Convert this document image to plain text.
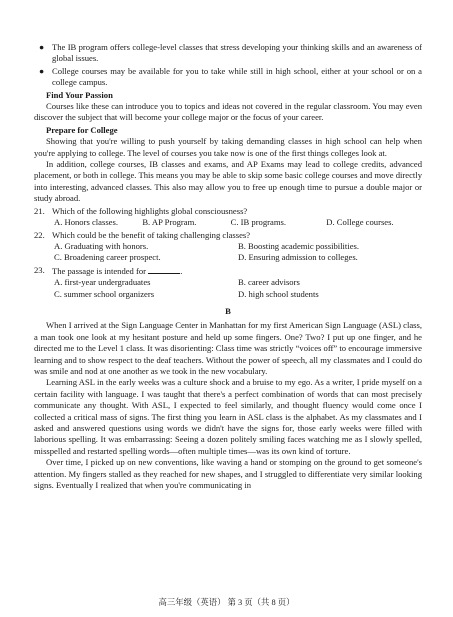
● The IB program offers college-level classes that stress developing your thinking skills and an awareness of global issues.
● College courses may be available for you to take while still in high school, either at your school or on a college campus.
Find Your Passion

Courses like these can introduce you to topics and ideas not covered in the regular classroom. You may even discover the subject that will become your college major or the focus of your career.

Prepare for College

Showing that you're willing to push yourself by taking demanding classes in high school can help when you're applying to college. The level of courses you take now is one of the first things colleges look at.

In addition, college courses, IB classes and exams, and AP Exams may lead to college credits, advanced placement, or both in college. This means you may be able to skip some basic college courses and move directly into interesting, advanced classes. This also may allow you to free up enough time to pursue a double major or study abroad.

21. Which of the following highlights global consciousness?
A. Honors classes.	B. AP Program.	C. IB programs.	D. College courses.
22. Which could be the benefit of taking challenging classes?
A. Graduating with honors.	B. Boosting academic possibilities.
C. Broadening career prospect.	D. Ensuring admission to colleges.
23. The passage is intended for	.
A. first-year undergraduates	B. career advisors
C. summer school organizers	D. high school students
B

When I arrived at the Sign Language Center in Manhattan for my first American Sign Language (ASL) class, a man took one look at my hesitant posture and held up some fingers. One? Two? I put up one finger, and he directed me to the Level 1 class. It was disorienting: Class time was strictly “voices off” to encourage immersive learning and to show respect to the deaf teachers. Without the power of speech, all my classmates and I could do was smile and nod at one another as we took in the new vocabulary.

Learning ASL in the early weeks was a culture shock and a bruise to my ego. As a writer, I pride myself on a certain facility with language. I was taught that there's a perfect combination of words that can most precisely communicate any thought. With ASL, I expected to feel similarly, and thought fluency would come once I collected a critical mass of signs. The first thing you learn in ASL class is the alphabet. As my classmates and I asked and answered questions using words we didn't have the signs for, those early weeks were filled with laborious spelling. It was embarrassing: Seeing a dozen politely smiling faces watching me as I slowly spelled, misspelled and restarted spelling words—often multiple times—was its own kind of torture.

Over time, I picked up on new conventions, like waving a hand or stomping on the ground to get someone's attention. My fingers stalled as they reached for new shapes, and I struggled to differentiate very similar looking signs. Eventually I realized that when you're communicating in

高三年级（英语） 第 3 页（共 8 页）
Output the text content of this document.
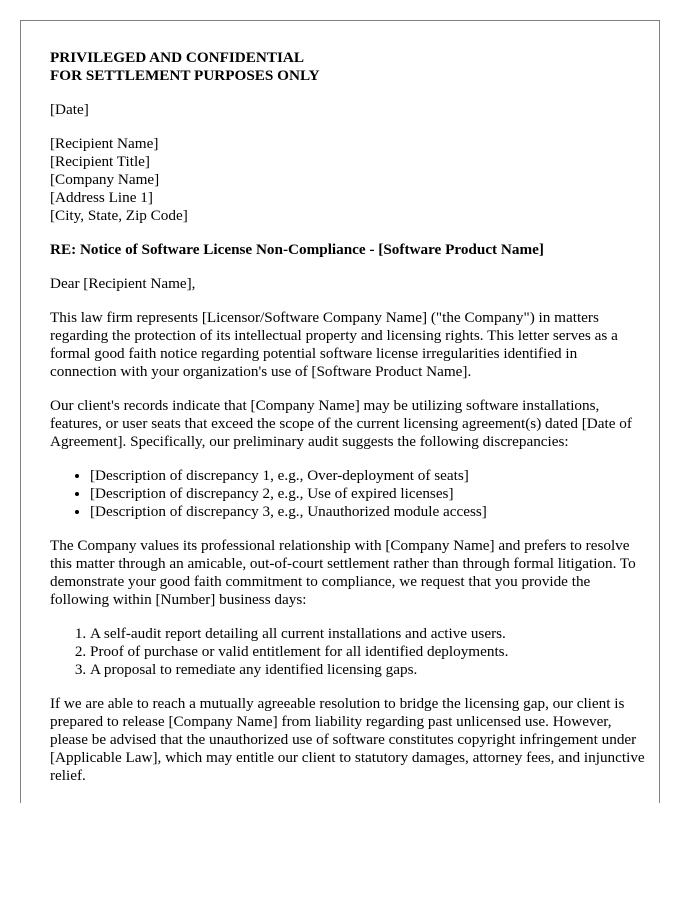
PRIVILEGED AND CONFIDENTIAL
FOR SETTLEMENT PURPOSES ONLY

[Date]

[Recipient Name]
[Recipient Title]
[Company Name]
[Address Line 1]
[City, State, Zip Code]
RE: Notice of Software License Non-Compliance - [Software Product Name]

Dear [Recipient Name],

This law firm represents [Licensor/Software Company Name] ("the Company") in matters regarding the protection of its intellectual property and licensing rights. This letter serves as a formal good faith notice regarding potential software license irregularities identified in connection with your organization's use of [Software Product Name].

Our client's records indicate that [Company Name] may be utilizing software installations, features, or user seats that exceed the scope of the current licensing agreement(s) dated [Date of Agreement]. Specifically, our preliminary audit suggests the following discrepancies:

• [Description of discrepancy 1, e.g., Over-deployment of seats]
• [Description of discrepancy 2, e.g., Use of expired licenses]
• [Description of discrepancy 3, e.g., Unauthorized module access]

The Company values its professional relationship with [Company Name] and prefers to resolve this matter through an amicable, out-of-court settlement rather than through formal litigation. To demonstrate your good faith commitment to compliance, we request that you provide the following within [Number] business days:

1. A self-audit report detailing all current installations and active users.
2. Proof of purchase or valid entitlement for all identified deployments.
3. A proposal to remediate any identified licensing gaps.

If we are able to reach a mutually agreeable resolution to bridge the licensing gap, our client is prepared to release [Company Name] from liability regarding past unlicensed use. However, please be advised that the unauthorized use of software constitutes copyright infringement under [Applicable Law], which may entitle our client to statutory damages, attorney fees, and injunctive relief.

....................

(Task to complete):
Copy all lines from the material that include "identified".

(Solution for this problem):
This law firm represents [Licensor/Software Company Name] ("the Company") in matters regarding the protection of its intellectual property and licensing rights. This letter serves as a formal good faith notice regarding potential software license irregularities identified in connection with your organization's use of [Software Product Name].
2. Proof of purchase or valid entitlement for all identified deployments.
3. A proposal to remediate any identified licensing gaps.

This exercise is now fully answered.